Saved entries
——

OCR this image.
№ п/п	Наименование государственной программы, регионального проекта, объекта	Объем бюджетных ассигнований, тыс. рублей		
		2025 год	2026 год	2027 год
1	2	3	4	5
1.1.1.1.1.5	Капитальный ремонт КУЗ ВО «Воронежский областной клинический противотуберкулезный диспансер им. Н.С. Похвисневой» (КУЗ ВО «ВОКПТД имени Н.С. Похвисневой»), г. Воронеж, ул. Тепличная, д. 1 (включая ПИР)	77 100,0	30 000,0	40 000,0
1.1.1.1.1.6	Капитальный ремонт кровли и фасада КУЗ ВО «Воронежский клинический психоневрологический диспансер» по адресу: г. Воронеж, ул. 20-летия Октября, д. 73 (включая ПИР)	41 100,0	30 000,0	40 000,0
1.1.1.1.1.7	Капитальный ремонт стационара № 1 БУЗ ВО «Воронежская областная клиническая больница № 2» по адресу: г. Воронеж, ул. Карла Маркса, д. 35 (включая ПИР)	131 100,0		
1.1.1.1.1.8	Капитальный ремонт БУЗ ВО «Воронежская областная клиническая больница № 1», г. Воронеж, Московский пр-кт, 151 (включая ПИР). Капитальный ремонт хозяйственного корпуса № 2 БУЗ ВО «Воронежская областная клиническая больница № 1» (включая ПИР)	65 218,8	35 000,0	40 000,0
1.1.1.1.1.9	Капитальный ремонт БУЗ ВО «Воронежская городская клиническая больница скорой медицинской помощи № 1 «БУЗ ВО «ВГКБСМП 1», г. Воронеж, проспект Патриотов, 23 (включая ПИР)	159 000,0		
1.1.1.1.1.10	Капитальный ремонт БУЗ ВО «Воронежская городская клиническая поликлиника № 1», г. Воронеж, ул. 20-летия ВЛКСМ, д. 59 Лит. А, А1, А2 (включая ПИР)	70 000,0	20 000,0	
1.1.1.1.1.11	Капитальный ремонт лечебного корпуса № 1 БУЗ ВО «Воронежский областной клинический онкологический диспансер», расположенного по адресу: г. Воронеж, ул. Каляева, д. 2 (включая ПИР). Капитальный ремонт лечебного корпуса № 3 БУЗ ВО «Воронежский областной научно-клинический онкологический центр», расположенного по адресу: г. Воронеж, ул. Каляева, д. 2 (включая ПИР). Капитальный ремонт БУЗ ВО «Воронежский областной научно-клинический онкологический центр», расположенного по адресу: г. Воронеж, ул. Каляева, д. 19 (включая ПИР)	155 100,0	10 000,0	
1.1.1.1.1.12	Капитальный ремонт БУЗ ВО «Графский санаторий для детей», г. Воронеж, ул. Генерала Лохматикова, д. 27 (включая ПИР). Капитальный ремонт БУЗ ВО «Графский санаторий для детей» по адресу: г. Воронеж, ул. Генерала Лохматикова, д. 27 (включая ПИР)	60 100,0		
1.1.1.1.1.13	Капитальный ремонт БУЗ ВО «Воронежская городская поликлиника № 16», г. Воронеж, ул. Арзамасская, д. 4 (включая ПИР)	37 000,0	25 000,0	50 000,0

——

_Problem details_: All of the entries above should be written out again exactly.

_Problem solution_:
OCR this image.
№ п/п	Наименование государственной программы, регионального проекта, объекта	Объем бюджетных ассигнований, тыс. рублей		
		2025 год	2026 год	2027 год
1	2	3	4	5
1.1.1.1.1.5	Капитальный ремонт КУЗ ВО «Воронежский областной клинический противотуберкулезный диспансер им. Н.С. Похвисневой» (КУЗ ВО «ВОКПТД имени Н.С. Похвисневой»), г. Воронеж, ул. Тепличная, д. 1 (включая ПИР)	77 100,0	30 000,0	40 000,0
1.1.1.1.1.6	Капитальный ремонт кровли и фасада КУЗ ВО «Воронежский клинический психоневрологический диспансер» по адресу: г. Воронеж, ул. 20-летия Октября, д. 73 (включая ПИР)	41 100,0	30 000,0	40 000,0
1.1.1.1.1.7	Капитальный ремонт стационара № 1 БУЗ ВО «Воронежская областная клиническая больница № 2» по адресу: г. Воронеж, ул. Карла Маркса, д. 35 (включая ПИР)	131 100,0		
1.1.1.1.1.8	Капитальный ремонт БУЗ ВО «Воронежская областная клиническая больница № 1», г. Воронеж, Московский пр-кт, 151 (включая ПИР). Капитальный ремонт хозяйственного корпуса № 2 БУЗ ВО «Воронежская областная клиническая больница № 1» (включая ПИР)	65 218,8	35 000,0	40 000,0
1.1.1.1.1.9	Капитальный ремонт БУЗ ВО «Воронежская городская клиническая больница скорой медицинской помощи № 1 «БУЗ ВО «ВГКБСМП 1», г. Воронеж, проспект Патриотов, 23 (включая ПИР)	159 000,0		
1.1.1.1.1.10	Капитальный ремонт БУЗ ВО «Воронежская городская клиническая поликлиника № 1», г. Воронеж, ул. 20-летия ВЛКСМ, д. 59 Лит. А, А1, А2 (включая ПИР)	70 000,0	20 000,0	
1.1.1.1.1.11	Капитальный ремонт лечебного корпуса № 1 БУЗ ВО «Воронежский областной клинический онкологический диспансер», расположенного по адресу: г. Воронеж, ул. Каляева, д. 2 (включая ПИР). Капитальный ремонт лечебного корпуса № 3 БУЗ ВО «Воронежский областной научно-клинический онкологический центр», расположенного по адресу: г. Воронеж, ул. Каляева, д. 2 (включая ПИР). Капитальный ремонт БУЗ ВО «Воронежский областной научно-клинический онкологический центр», расположенного по адресу: г. Воронеж, ул. Каляева, д. 19 (включая ПИР)	155 100,0	10 000,0	
1.1.1.1.1.12	Капитальный ремонт БУЗ ВО «Графский санаторий для детей», г. Воронеж, ул. Генерала Лохматикова, д. 27 (включая ПИР). Капитальный ремонт БУЗ ВО «Графский санаторий для детей» по адресу: г. Воронеж, ул. Генерала Лохматикова, д. 27 (включая ПИР)	60 100,0		
1.1.1.1.1.13	Капитальный ремонт БУЗ ВО «Воронежская городская поликлиника № 16», г. Воронеж, ул. Арзамасская, д. 4 (включая ПИР)	37 000,0	25 000,0	50 000,0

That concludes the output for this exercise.